-- START EXTRACTED DATA --
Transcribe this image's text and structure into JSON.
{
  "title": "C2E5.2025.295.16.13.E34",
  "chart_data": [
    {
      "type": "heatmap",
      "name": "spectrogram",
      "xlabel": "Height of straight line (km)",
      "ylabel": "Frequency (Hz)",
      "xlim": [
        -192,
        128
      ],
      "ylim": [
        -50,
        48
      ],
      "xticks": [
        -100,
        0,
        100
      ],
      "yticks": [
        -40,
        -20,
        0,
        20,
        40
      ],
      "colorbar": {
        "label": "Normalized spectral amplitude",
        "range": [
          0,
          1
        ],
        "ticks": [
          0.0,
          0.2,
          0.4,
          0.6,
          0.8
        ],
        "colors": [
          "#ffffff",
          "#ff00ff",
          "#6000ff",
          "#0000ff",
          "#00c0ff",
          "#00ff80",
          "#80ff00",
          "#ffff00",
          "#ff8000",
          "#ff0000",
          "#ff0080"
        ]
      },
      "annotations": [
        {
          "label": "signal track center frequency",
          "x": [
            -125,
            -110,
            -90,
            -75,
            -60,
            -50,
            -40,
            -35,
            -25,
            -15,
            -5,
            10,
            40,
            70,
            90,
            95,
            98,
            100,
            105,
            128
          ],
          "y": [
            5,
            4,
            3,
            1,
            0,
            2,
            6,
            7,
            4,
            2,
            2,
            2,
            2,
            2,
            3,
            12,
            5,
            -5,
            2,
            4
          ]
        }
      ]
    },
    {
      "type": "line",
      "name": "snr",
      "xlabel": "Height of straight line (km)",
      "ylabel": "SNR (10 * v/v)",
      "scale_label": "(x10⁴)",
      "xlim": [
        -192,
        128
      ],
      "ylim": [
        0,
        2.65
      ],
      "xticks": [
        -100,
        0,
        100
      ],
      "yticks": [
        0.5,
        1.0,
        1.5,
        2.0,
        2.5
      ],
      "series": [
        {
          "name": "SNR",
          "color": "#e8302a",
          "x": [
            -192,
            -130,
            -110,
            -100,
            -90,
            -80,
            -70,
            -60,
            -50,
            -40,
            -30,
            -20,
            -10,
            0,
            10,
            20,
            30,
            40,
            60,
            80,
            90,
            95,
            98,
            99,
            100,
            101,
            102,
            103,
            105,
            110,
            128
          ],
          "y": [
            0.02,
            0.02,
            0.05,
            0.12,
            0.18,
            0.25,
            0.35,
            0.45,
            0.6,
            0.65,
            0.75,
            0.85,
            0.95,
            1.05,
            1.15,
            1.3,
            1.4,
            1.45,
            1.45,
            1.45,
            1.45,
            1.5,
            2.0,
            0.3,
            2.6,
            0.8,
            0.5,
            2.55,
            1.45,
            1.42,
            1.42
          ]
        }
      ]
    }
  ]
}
-- END EXTRACTED DATA --
▸ WRITTEN INSTRUCTION
Using the data above, repeat every line exactly.

▸ SOLVED EXERCISE
Transcribe this image's text and structure into JSON.
{
  "title": "C2E5.2025.295.16.13.E34",
  "chart_data": [
    {
      "type": "heatmap",
      "name": "spectrogram",
      "xlabel": "Height of straight line (km)",
      "ylabel": "Frequency (Hz)",
      "xlim": [
        -192,
        128
      ],
      "ylim": [
        -50,
        48
      ],
      "xticks": [
        -100,
        0,
        100
      ],
      "yticks": [
        -40,
        -20,
        0,
        20,
        40
      ],
      "colorbar": {
        "label": "Normalized spectral amplitude",
        "range": [
          0,
          1
        ],
        "ticks": [
          0.0,
          0.2,
          0.4,
          0.6,
          0.8
        ],
        "colors": [
          "#ffffff",
          "#ff00ff",
          "#6000ff",
          "#0000ff",
          "#00c0ff",
          "#00ff80",
          "#80ff00",
          "#ffff00",
          "#ff8000",
          "#ff0000",
          "#ff0080"
        ]
      },
      "annotations": [
        {
          "label": "signal track center frequency",
          "x": [
            -125,
            -110,
            -90,
            -75,
            -60,
            -50,
            -40,
            -35,
            -25,
            -15,
            -5,
            10,
            40,
            70,
            90,
            95,
            98,
            100,
            105,
            128
          ],
          "y": [
            5,
            4,
            3,
            1,
            0,
            2,
            6,
            7,
            4,
            2,
            2,
            2,
            2,
            2,
            3,
            12,
            5,
            -5,
            2,
            4
          ]
        }
      ]
    },
    {
      "type": "line",
      "name": "snr",
      "xlabel": "Height of straight line (km)",
      "ylabel": "SNR (10 * v/v)",
      "scale_label": "(x10⁴)",
      "xlim": [
        -192,
        128
      ],
      "ylim": [
        0,
        2.65
      ],
      "xticks": [
        -100,
        0,
        100
      ],
      "yticks": [
        0.5,
        1.0,
        1.5,
        2.0,
        2.5
      ],
      "series": [
        {
          "name": "SNR",
          "color": "#e8302a",
          "x": [
            -192,
            -130,
            -110,
            -100,
            -90,
            -80,
            -70,
            -60,
            -50,
            -40,
            -30,
            -20,
            -10,
            0,
            10,
            20,
            30,
            40,
            60,
            80,
            90,
            95,
            98,
            99,
            100,
            101,
            102,
            103,
            105,
            110,
            128
          ],
          "y": [
            0.02,
            0.02,
            0.05,
            0.12,
            0.18,
            0.25,
            0.35,
            0.45,
            0.6,
            0.65,
            0.75,
            0.85,
            0.95,
            1.05,
            1.15,
            1.3,
            1.4,
            1.45,
            1.45,
            1.45,
            1.45,
            1.5,
            2.0,
            0.3,
            2.6,
            0.8,
            0.5,
            2.55,
            1.45,
            1.42,
            1.42
          ]
        }
      ]
    }
  ]
}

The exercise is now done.